» **Extracted text**
Louise Mensch
Louise Mensch

US-based journalist and former Conservative MP Louise Mensch had a heated exchanged with veteran presenter Andrew Neil over the weekend. Mensch, appearing on BBC One's Sunday Politics show, defended her "belief" that Russian President Vladimir Putin was behind the 2012 death of right-wing media entrepreneur Andrew Breitbart.

The ex-editor of News Corporation's Heat Street also explained her "superpowers". You can read the full exchange between Mensch and Neil below.


Andrew Neil: She wrote that the FBI had been granted a warrant to intercept communications – she didn't talk about wiretaps – between Trump's campaign and two Russian banks...Louise Mensch, you claimed in early November that the FBI had secured a court warrant to monitor communications between Trump Tower in New York and two Russian banks. It's now four months later, isn't the case that nobody has proved the existence of this warrant?

Louise Mensch: First of all, forgive me Andrew, one takes one's life in one's hands when it's you, but I'm going to have to correct your characterisation of my reporting...I did not report that the FBI had a warrant to intercept anything or that Trump Tower was any part of it.

What I reported was: The FBI obtained the warrant targeted on all communications between two Russian banks and were therefore allowed to examine US persons in the context of that investigation, what the American's call legally "incidental collection".

I certainly didn't report that the warrant was able to intercept, or that it had a location basis, for example Trump Tower, I just didn't report that. And the reason that that matters so much is because I now believe that there may – based on the president's reaction – there may well be a wiretap at Trump Tower.

If so, Donald Trump has just tweeted out evidence in an ongoing criminal case that neither I nor anybody else reported...and he's right about Watergate because he will have committed obstruction of justice directly from his Twitter account.

Neil: Let me come back to what the question was: We have not yet got proof – evidence – that this warrant exists, do we?

Mensch: No and you're most unlikely to get it because it would be a heinous crime for Donald Trump to reveal its existence. In America they call it Glomar response – I can neither confirm nor deny – that's what all American officials will have to say legally.

So if you're looking for proof you won't get it until or unless a court case is brought. But that doesn't mean it doesn't exist.

The BBC validated this two months after me in their reporting by the journalist Paul Wood and The Guardian, the journalist Julian Borger, also separately from his own sources validated the existence of the warrant and if you're in America you would know that CNN and others are reporting that the investigation is ongoing.

Neil: OK, let me come onto the wider point. You believe, I think, that the Trump campaign, including the president, were complicit with the Russians during the 2016 election campaign to such an extent that Mr Trump should be impeached. What evidence do you have for that?

Mensch: There's an absolutely enormous mound of evidence. You could start with him saying: 'Hey, Russia, if you're listening, please release all of Hilary Clinton's emails...'

Neil: That's not evidence.

Mensch: I think it rather is actually, especially if you look at some of the evidence that exists on Twitter and elsewhere of people talking directly to his social media manager, Dan Scavino, and telling him to do that before it happened.

» **Material provided**
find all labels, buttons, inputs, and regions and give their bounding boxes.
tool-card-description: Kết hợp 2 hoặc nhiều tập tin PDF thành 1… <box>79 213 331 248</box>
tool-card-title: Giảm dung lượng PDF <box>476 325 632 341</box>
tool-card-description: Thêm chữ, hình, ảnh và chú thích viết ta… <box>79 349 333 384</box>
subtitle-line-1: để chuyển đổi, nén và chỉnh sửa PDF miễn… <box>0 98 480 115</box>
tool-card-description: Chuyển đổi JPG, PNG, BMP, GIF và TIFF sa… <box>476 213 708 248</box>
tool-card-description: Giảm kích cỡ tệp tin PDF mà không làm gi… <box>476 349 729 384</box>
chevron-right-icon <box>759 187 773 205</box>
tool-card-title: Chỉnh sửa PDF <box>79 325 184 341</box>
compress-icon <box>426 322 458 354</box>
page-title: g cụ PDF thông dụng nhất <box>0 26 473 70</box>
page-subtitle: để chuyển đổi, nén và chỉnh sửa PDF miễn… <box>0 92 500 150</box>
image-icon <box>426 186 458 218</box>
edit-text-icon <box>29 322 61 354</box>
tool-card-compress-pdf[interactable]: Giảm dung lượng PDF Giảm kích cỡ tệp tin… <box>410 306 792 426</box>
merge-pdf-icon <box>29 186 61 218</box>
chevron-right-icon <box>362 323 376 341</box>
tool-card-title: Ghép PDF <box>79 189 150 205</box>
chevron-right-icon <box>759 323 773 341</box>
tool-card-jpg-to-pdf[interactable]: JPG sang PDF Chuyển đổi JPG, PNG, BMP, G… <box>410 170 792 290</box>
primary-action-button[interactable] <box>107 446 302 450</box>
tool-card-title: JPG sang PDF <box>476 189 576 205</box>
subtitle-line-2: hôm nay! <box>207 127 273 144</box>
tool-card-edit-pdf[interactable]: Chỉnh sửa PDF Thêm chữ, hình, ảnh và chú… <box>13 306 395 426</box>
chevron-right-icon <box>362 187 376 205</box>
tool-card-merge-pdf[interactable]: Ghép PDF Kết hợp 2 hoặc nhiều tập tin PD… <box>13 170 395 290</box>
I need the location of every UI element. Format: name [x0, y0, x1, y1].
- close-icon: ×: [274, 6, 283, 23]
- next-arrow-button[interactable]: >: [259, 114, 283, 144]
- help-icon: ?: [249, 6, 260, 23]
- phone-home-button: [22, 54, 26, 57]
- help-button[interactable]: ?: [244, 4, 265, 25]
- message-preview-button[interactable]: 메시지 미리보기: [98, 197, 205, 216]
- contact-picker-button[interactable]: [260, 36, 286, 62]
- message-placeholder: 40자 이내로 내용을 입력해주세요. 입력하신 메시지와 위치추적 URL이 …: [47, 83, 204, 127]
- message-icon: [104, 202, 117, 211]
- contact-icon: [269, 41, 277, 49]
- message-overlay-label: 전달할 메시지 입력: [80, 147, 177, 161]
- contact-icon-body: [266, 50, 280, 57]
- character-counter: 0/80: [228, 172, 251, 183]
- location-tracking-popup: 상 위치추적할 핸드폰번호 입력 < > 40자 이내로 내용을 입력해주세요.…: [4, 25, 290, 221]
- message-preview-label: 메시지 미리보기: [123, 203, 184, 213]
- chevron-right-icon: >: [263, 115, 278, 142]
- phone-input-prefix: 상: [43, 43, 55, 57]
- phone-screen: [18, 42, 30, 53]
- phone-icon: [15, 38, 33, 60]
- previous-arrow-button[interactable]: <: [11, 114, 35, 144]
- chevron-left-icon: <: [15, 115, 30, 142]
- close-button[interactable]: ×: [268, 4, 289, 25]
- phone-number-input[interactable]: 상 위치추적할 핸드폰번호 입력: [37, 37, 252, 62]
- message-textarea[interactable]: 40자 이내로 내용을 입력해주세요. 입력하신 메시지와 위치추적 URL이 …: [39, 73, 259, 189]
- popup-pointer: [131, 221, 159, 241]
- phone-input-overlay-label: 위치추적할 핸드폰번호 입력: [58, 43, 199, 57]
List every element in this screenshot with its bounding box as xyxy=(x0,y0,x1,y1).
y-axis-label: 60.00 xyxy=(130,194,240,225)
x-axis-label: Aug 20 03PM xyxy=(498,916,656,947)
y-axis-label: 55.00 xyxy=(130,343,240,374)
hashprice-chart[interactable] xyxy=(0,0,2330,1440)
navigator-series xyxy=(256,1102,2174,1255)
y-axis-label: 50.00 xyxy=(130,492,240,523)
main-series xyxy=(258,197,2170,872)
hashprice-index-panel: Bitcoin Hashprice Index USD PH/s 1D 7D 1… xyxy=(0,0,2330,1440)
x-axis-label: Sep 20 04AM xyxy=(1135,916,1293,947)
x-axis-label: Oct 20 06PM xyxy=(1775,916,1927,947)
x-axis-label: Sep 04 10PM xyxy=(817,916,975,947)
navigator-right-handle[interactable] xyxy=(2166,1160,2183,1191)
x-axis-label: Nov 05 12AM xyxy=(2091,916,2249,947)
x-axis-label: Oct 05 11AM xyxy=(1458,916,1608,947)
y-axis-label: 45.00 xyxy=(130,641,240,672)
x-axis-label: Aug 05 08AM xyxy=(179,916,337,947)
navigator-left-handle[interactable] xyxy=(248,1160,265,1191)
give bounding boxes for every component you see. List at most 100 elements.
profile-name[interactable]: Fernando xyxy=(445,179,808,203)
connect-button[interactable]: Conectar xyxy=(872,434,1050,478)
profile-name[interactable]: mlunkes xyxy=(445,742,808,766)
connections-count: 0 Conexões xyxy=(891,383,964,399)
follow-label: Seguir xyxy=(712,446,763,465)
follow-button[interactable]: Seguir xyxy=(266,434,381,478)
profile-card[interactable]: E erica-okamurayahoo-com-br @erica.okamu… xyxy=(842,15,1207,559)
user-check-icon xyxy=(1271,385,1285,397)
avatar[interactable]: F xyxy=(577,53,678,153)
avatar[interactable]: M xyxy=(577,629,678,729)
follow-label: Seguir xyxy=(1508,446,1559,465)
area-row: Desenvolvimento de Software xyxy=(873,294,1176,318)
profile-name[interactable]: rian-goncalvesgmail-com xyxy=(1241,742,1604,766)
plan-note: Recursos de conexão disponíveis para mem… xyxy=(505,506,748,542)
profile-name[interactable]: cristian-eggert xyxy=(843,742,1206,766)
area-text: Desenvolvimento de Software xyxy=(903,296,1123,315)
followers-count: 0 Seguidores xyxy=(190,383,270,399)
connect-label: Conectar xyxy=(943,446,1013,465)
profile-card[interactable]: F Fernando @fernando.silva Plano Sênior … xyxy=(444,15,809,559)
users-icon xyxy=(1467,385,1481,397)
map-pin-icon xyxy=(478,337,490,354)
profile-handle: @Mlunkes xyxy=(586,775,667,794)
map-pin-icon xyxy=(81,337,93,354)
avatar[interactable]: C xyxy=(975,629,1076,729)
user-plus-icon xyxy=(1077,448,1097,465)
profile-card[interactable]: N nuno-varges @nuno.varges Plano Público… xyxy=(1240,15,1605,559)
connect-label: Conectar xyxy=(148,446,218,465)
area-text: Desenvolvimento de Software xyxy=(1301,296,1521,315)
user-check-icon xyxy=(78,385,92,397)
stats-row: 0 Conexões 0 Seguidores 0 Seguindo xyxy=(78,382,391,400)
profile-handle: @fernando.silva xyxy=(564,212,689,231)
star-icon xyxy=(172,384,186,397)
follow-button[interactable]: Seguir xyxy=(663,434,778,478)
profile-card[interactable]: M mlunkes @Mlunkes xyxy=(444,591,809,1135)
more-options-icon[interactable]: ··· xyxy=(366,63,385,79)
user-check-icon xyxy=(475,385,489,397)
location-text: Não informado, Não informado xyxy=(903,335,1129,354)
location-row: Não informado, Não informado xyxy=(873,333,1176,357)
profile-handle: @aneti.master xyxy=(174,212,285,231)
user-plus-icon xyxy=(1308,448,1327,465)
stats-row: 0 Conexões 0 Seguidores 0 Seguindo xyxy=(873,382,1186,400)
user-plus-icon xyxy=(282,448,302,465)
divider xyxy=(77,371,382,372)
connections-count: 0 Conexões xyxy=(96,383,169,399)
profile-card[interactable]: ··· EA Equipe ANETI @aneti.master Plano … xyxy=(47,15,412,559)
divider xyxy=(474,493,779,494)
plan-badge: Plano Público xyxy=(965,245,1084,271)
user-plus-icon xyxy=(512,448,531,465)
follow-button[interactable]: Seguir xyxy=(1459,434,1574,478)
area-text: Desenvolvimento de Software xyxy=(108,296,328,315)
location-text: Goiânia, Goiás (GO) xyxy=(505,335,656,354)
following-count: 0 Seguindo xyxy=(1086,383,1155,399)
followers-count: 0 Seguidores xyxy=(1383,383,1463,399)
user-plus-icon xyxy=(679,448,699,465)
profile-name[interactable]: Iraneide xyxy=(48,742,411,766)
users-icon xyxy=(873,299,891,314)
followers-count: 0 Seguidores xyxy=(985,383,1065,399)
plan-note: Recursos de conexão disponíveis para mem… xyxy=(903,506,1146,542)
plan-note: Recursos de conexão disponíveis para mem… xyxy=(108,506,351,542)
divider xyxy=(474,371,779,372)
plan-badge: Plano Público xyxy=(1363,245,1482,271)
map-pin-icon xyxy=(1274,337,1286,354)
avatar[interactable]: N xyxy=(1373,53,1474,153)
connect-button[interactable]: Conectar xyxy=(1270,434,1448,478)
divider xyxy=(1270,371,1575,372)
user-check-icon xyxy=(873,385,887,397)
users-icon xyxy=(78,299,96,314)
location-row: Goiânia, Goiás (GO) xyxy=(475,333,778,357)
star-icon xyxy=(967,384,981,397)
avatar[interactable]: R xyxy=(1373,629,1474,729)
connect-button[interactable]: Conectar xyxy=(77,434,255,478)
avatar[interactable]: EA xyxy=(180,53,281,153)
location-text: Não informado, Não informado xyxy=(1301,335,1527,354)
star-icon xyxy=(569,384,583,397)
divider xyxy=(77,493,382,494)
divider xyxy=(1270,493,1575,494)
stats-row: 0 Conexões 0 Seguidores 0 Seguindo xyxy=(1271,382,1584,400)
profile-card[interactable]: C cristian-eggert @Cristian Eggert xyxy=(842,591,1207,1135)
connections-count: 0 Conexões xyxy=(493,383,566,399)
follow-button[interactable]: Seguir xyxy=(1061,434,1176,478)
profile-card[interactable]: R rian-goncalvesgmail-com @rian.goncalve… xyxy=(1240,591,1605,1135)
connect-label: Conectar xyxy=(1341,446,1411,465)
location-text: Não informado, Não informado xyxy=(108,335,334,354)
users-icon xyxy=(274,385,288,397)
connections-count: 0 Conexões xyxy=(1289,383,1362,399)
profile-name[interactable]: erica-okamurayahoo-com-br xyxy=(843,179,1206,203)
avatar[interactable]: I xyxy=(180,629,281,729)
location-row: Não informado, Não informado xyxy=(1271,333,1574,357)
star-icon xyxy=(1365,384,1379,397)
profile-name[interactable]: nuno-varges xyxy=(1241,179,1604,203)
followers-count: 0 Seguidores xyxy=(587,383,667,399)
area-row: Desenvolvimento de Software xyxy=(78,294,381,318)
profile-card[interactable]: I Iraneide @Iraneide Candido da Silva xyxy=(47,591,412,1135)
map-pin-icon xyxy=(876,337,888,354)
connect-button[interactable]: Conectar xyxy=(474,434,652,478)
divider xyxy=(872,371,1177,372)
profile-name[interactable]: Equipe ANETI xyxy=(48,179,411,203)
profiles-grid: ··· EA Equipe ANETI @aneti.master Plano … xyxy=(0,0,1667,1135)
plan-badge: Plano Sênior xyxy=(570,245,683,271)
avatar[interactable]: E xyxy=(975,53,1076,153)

» **Exercise prompt**
Quote the interview transcript exactly, everything from "Neil: Let me" down to "investigation is ongoing.".

» **Output for this task**
Neil: Let me come back to what the question was: We have not yet got proof – evidence – that this warrant exists, do we?

Mensch: No and you're most unlikely to get it because it would be a heinous crime for Donald Trump to reveal its existence. In America they call it Glomar response – I can neither confirm nor deny – that's what all American officials will have to say legally.

So if you're looking for proof you won't get it until or unless a court case is brought. But that doesn't mean it doesn't exist.

The BBC validated this two months after me in their reporting by the journalist Paul Wood and The Guardian, the journalist Julian Borger, also separately from his own sources validated the existence of the warrant and if you're in America you would know that CNN and others are reporting that the investigation is ongoing.